## Records supplied
════════════════
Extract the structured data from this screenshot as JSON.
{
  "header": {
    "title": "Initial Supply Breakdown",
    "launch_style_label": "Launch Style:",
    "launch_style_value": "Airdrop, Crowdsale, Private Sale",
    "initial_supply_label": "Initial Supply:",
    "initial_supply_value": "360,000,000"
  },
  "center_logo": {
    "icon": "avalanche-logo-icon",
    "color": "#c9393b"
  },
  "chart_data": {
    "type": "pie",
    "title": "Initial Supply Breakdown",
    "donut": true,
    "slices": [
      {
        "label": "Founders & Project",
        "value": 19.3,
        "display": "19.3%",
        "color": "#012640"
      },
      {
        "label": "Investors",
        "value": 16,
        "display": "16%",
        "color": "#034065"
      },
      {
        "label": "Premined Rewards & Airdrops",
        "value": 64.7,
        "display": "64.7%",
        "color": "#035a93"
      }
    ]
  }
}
════════════════
## Task prompt
From the listing above, pick out each line where the word "color" appears.

## Answer to the task
    "color": "#c9393b"
        "color": "#012640"
        "color": "#034065"
        "color": "#035a93"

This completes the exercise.